◆ INSTRUCTIONS TO FOLLOW: Make an exact copy of all the data.

━━ MATERIALS PROVIDED

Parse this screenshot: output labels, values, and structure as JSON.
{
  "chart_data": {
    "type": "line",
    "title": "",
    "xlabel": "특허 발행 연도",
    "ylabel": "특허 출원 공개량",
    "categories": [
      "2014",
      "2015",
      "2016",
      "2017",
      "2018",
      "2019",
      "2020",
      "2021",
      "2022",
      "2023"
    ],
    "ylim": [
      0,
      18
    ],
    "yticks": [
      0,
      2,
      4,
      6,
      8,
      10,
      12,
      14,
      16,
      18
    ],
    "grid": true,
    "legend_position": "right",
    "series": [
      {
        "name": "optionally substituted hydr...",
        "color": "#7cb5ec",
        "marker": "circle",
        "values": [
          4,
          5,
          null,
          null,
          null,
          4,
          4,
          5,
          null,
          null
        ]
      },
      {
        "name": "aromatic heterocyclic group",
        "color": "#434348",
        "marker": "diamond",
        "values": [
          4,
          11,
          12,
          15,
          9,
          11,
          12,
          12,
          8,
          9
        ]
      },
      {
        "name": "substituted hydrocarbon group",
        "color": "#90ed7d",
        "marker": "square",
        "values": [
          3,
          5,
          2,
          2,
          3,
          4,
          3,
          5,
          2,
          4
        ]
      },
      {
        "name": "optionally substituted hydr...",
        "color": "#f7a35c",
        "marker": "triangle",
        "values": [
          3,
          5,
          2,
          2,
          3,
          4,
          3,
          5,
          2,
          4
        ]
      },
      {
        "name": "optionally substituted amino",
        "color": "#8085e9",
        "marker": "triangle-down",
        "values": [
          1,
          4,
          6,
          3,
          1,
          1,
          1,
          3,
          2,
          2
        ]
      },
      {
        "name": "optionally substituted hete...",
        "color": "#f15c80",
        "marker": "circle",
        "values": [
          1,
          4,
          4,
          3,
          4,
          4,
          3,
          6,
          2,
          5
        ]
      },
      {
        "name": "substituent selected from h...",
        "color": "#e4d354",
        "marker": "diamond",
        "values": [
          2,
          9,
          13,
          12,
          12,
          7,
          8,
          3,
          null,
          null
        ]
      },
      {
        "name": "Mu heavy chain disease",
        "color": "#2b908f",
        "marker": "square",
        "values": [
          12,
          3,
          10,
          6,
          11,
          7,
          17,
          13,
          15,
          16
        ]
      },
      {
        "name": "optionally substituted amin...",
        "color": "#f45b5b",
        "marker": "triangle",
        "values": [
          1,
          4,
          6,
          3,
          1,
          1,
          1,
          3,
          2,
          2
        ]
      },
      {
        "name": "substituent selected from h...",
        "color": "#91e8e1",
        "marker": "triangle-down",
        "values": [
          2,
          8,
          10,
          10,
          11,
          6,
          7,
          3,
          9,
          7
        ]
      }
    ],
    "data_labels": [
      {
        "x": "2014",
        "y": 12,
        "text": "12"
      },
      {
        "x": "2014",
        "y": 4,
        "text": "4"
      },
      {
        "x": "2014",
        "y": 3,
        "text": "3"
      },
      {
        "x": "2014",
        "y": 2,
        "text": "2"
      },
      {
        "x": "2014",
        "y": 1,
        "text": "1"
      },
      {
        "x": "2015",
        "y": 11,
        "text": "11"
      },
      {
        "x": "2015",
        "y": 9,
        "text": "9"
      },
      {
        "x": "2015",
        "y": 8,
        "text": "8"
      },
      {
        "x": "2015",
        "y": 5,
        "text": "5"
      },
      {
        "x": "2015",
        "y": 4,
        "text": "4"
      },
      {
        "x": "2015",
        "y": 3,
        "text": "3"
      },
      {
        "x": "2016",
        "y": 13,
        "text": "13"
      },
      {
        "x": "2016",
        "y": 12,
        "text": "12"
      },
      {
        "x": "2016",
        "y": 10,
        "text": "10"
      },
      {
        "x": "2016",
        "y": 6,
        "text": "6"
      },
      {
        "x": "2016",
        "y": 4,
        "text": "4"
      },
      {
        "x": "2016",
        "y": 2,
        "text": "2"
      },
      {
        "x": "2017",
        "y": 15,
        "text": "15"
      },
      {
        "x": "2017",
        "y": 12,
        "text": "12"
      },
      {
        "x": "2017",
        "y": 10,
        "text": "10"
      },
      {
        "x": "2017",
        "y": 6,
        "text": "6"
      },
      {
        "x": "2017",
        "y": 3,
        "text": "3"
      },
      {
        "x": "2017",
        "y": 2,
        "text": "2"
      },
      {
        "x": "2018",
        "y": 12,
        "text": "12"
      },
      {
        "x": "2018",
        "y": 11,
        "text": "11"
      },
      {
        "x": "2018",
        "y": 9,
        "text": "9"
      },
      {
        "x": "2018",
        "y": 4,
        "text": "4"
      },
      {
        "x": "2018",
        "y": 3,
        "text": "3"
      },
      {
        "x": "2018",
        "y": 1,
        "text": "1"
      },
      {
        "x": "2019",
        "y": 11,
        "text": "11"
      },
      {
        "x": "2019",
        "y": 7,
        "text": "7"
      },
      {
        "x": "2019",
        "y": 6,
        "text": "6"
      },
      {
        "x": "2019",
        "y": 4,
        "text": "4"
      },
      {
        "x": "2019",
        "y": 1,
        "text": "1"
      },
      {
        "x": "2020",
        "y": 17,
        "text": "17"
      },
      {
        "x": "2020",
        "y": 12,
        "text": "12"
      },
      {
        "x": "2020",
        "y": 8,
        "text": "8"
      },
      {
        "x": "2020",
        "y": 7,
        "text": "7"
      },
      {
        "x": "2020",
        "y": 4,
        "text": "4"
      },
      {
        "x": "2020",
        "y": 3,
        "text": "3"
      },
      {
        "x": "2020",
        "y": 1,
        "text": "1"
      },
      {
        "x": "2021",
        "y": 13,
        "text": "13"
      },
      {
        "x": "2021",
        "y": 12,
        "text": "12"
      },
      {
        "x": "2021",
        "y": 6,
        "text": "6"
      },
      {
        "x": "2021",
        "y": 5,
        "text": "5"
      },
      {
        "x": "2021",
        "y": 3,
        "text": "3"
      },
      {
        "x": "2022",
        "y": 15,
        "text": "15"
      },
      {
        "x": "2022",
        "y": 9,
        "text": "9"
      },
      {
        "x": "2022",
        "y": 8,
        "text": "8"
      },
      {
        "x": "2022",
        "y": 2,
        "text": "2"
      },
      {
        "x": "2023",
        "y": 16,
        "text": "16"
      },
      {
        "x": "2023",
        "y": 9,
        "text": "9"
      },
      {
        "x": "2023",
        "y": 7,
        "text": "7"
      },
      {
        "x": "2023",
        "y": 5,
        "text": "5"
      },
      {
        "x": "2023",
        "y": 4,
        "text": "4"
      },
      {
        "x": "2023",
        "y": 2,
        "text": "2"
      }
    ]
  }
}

━━━━

◆ RESPONSE BELOW:
Parse this screenshot: output labels, values, and structure as JSON.
{
  "chart_data": {
    "type": "line",
    "title": "",
    "xlabel": "특허 발행 연도",
    "ylabel": "특허 출원 공개량",
    "categories": [
      "2014",
      "2015",
      "2016",
      "2017",
      "2018",
      "2019",
      "2020",
      "2021",
      "2022",
      "2023"
    ],
    "ylim": [
      0,
      18
    ],
    "yticks": [
      0,
      2,
      4,
      6,
      8,
      10,
      12,
      14,
      16,
      18
    ],
    "grid": true,
    "legend_position": "right",
    "series": [
      {
        "name": "optionally substituted hydr...",
        "color": "#7cb5ec",
        "marker": "circle",
        "values": [
          4,
          5,
          null,
          null,
          null,
          4,
          4,
          5,
          null,
          null
        ]
      },
      {
        "name": "aromatic heterocyclic group",
        "color": "#434348",
        "marker": "diamond",
        "values": [
          4,
          11,
          12,
          15,
          9,
          11,
          12,
          12,
          8,
          9
        ]
      },
      {
        "name": "substituted hydrocarbon group",
        "color": "#90ed7d",
        "marker": "square",
        "values": [
          3,
          5,
          2,
          2,
          3,
          4,
          3,
          5,
          2,
          4
        ]
      },
      {
        "name": "optionally substituted hydr...",
        "color": "#f7a35c",
        "marker": "triangle",
        "values": [
          3,
          5,
          2,
          2,
          3,
          4,
          3,
          5,
          2,
          4
        ]
      },
      {
        "name": "optionally substituted amino",
        "color": "#8085e9",
        "marker": "triangle-down",
        "values": [
          1,
          4,
          6,
          3,
          1,
          1,
          1,
          3,
          2,
          2
        ]
      },
      {
        "name": "optionally substituted hete...",
        "color": "#f15c80",
        "marker": "circle",
        "values": [
          1,
          4,
          4,
          3,
          4,
          4,
          3,
          6,
          2,
          5
        ]
      },
      {
        "name": "substituent selected from h...",
        "color": "#e4d354",
        "marker": "diamond",
        "values": [
          2,
          9,
          13,
          12,
          12,
          7,
          8,
          3,
          null,
          null
        ]
      },
      {
        "name": "Mu heavy chain disease",
        "color": "#2b908f",
        "marker": "square",
        "values": [
          12,
          3,
          10,
          6,
          11,
          7,
          17,
          13,
          15,
          16
        ]
      },
      {
        "name": "optionally substituted amin...",
        "color": "#f45b5b",
        "marker": "triangle",
        "values": [
          1,
          4,
          6,
          3,
          1,
          1,
          1,
          3,
          2,
          2
        ]
      },
      {
        "name": "substituent selected from h...",
        "color": "#91e8e1",
        "marker": "triangle-down",
        "values": [
          2,
          8,
          10,
          10,
          11,
          6,
          7,
          3,
          9,
          7
        ]
      }
    ],
    "data_labels": [
      {
        "x": "2014",
        "y": 12,
        "text": "12"
      },
      {
        "x": "2014",
        "y": 4,
        "text": "4"
      },
      {
        "x": "2014",
        "y": 3,
        "text": "3"
      },
      {
        "x": "2014",
        "y": 2,
        "text": "2"
      },
      {
        "x": "2014",
        "y": 1,
        "text": "1"
      },
      {
        "x": "2015",
        "y": 11,
        "text": "11"
      },
      {
        "x": "2015",
        "y": 9,
        "text": "9"
      },
      {
        "x": "2015",
        "y": 8,
        "text": "8"
      },
      {
        "x": "2015",
        "y": 5,
        "text": "5"
      },
      {
        "x": "2015",
        "y": 4,
        "text": "4"
      },
      {
        "x": "2015",
        "y": 3,
        "text": "3"
      },
      {
        "x": "2016",
        "y": 13,
        "text": "13"
      },
      {
        "x": "2016",
        "y": 12,
        "text": "12"
      },
      {
        "x": "2016",
        "y": 10,
        "text": "10"
      },
      {
        "x": "2016",
        "y": 6,
        "text": "6"
      },
      {
        "x": "2016",
        "y": 4,
        "text": "4"
      },
      {
        "x": "2016",
        "y": 2,
        "text": "2"
      },
      {
        "x": "2017",
        "y": 15,
        "text": "15"
      },
      {
        "x": "2017",
        "y": 12,
        "text": "12"
      },
      {
        "x": "2017",
        "y": 10,
        "text": "10"
      },
      {
        "x": "2017",
        "y": 6,
        "text": "6"
      },
      {
        "x": "2017",
        "y": 3,
        "text": "3"
      },
      {
        "x": "2017",
        "y": 2,
        "text": "2"
      },
      {
        "x": "2018",
        "y": 12,
        "text": "12"
      },
      {
        "x": "2018",
        "y": 11,
        "text": "11"
      },
      {
        "x": "2018",
        "y": 9,
        "text": "9"
      },
      {
        "x": "2018",
        "y": 4,
        "text": "4"
      },
      {
        "x": "2018",
        "y": 3,
        "text": "3"
      },
      {
        "x": "2018",
        "y": 1,
        "text": "1"
      },
      {
        "x": "2019",
        "y": 11,
        "text": "11"
      },
      {
        "x": "2019",
        "y": 7,
        "text": "7"
      },
      {
        "x": "2019",
        "y": 6,
        "text": "6"
      },
      {
        "x": "2019",
        "y": 4,
        "text": "4"
      },
      {
        "x": "2019",
        "y": 1,
        "text": "1"
      },
      {
        "x": "2020",
        "y": 17,
        "text": "17"
      },
      {
        "x": "2020",
        "y": 12,
        "text": "12"
      },
      {
        "x": "2020",
        "y": 8,
        "text": "8"
      },
      {
        "x": "2020",
        "y": 7,
        "text": "7"
      },
      {
        "x": "2020",
        "y": 4,
        "text": "4"
      },
      {
        "x": "2020",
        "y": 3,
        "text": "3"
      },
      {
        "x": "2020",
        "y": 1,
        "text": "1"
      },
      {
        "x": "2021",
        "y": 13,
        "text": "13"
      },
      {
        "x": "2021",
        "y": 12,
        "text": "12"
      },
      {
        "x": "2021",
        "y": 6,
        "text": "6"
      },
      {
        "x": "2021",
        "y": 5,
        "text": "5"
      },
      {
        "x": "2021",
        "y": 3,
        "text": "3"
      },
      {
        "x": "2022",
        "y": 15,
        "text": "15"
      },
      {
        "x": "2022",
        "y": 9,
        "text": "9"
      },
      {
        "x": "2022",
        "y": 8,
        "text": "8"
      },
      {
        "x": "2022",
        "y": 2,
        "text": "2"
      },
      {
        "x": "2023",
        "y": 16,
        "text": "16"
      },
      {
        "x": "2023",
        "y": 9,
        "text": "9"
      },
      {
        "x": "2023",
        "y": 7,
        "text": "7"
      },
      {
        "x": "2023",
        "y": 5,
        "text": "5"
      },
      {
        "x": "2023",
        "y": 4,
        "text": "4"
      },
      {
        "x": "2023",
        "y": 2,
        "text": "2"
      }
    ]
  }
}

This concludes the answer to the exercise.